Rows from a dataset:

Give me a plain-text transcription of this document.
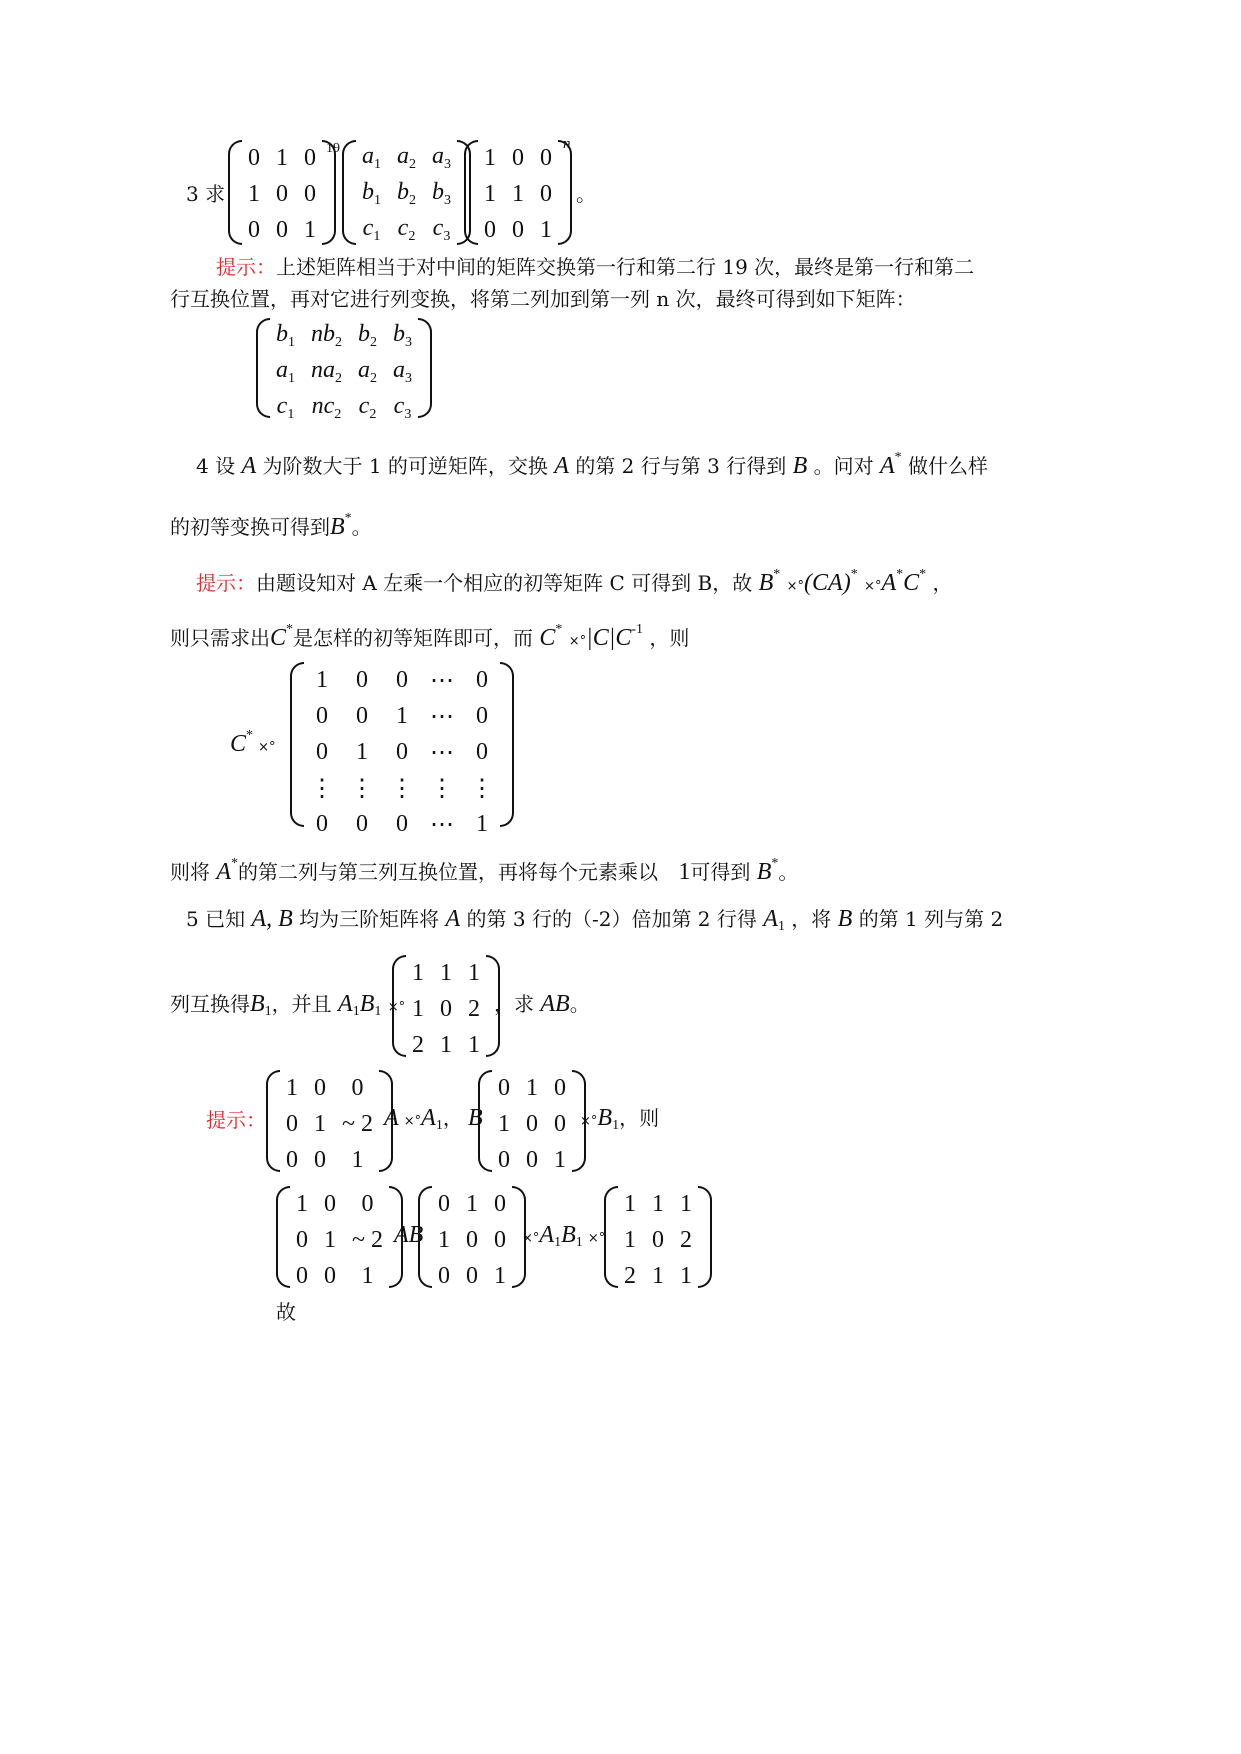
3 求
0	1	0
1	0	0
0	0	1
$^{19}$ $a_1$	$a_2$	$a_3$
$b_1$	$b_2$	$b_3$
$c_1$	$c_2$	$c_3$
1	0	0
1	1	0
0	0	1
$^n$
。
提示：上述矩阵相当于对中间的矩阵交换第一行和第二行 19 次，最终是第一行和第二
行互换位置，再对它进行列变换，将第二列加到第一列 n 次，最终可得到如下矩阵：
$b_1$	$nb_2$	$b_2$	$b_3$
$a_1$	$na_2$	$a_2$	$a_3$
$c_1$	$nc_2$	$c_2$	$c_3$
4 设 A 为阶数大于 1 的可逆矩阵，交换 A 的第 2 行与第 3 行得到 B 。问对 A* 做什么样
的初等变换可得到B*。
提示：由题设知对 A 左乘一个相应的初等矩阵 C 可得到 B，故 B* ×°(CA)* ×°A*C* ，
则只需求出C*是怎样的初等矩阵即可，而 $C^* \times^\circ|C|C^{-1}$ ，则
C* ×°
1	0	0	⋯	0
0	0	1	⋯	0
0	1	0	⋯	0
⋮	⋮	⋮	⋮	⋮
0	0	0	⋯	1
则将 A*的第二列与第三列互换位置，再将每个元素乘以 1可得到 B*。
5 已知 A, B 均为三阶矩阵将 A 的第 3 行的（-2）倍加第 2 行得 $A_1$ ，将 B 的第 1 列与第 2
列互换得$B_1$，并且 $A_1B_1$ ×°
1	1	1
1	0	2
2	1	1
，求 AB。
提示：
1	0	0
0	1	~ 2
0	0	1
$A \times^\circ A_1$， B
0	1	0
1	0	0
0	0	1
$\times^\circ B_1$，则
1	0	0
0	1	~ 2
0	0	1
AB
0	1	0
1	0	0
0	0	1
$\times^\circ A_1B_1$ ×°
1	1	1
1	0	2
2	1	1
故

* [BRIEF] Using the records above, retype everything exactly except the pictures.

* [SOLUTION FOR THIS PROBLEM]
Give me a plain-text transcription of this document.
3 求
0	1	0
1	0	0
0	0	1
$^{19}$ $a_1$	$a_2$	$a_3$
$b_1$	$b_2$	$b_3$
$c_1$	$c_2$	$c_3$
1	0	0
1	1	0
0	0	1
$^n$
。
提示：上述矩阵相当于对中间的矩阵交换第一行和第二行 19 次，最终是第一行和第二
行互换位置，再对它进行列变换，将第二列加到第一列 n 次，最终可得到如下矩阵：
$b_1$	$nb_2$	$b_2$	$b_3$
$a_1$	$na_2$	$a_2$	$a_3$
$c_1$	$nc_2$	$c_2$	$c_3$
4 设 A 为阶数大于 1 的可逆矩阵，交换 A 的第 2 行与第 3 行得到 B 。问对 A* 做什么样
的初等变换可得到B*。
提示：由题设知对 A 左乘一个相应的初等矩阵 C 可得到 B，故 B* ×°(CA)* ×°A*C* ，
则只需求出C*是怎样的初等矩阵即可，而 $C^* \times^\circ|C|C^{-1}$ ，则
C* ×°
1	0	0	⋯	0
0	0	1	⋯	0
0	1	0	⋯	0
⋮	⋮	⋮	⋮	⋮
0	0	0	⋯	1
则将 A*的第二列与第三列互换位置，再将每个元素乘以 1可得到 B*。
5 已知 A, B 均为三阶矩阵将 A 的第 3 行的（-2）倍加第 2 行得 $A_1$ ，将 B 的第 1 列与第 2
列互换得$B_1$，并且 $A_1B_1$ ×°
1	1	1
1	0	2
2	1	1
，求 AB。
提示：
1	0	0
0	1	~ 2
0	0	1
$A \times^\circ A_1$， B
0	1	0
1	0	0
0	0	1
$\times^\circ B_1$，则
1	0	0
0	1	~ 2
0	0	1
AB
0	1	0
1	0	0
0	0	1
$\times^\circ A_1B_1$ ×°
1	1	1
1	0	2
2	1	1
故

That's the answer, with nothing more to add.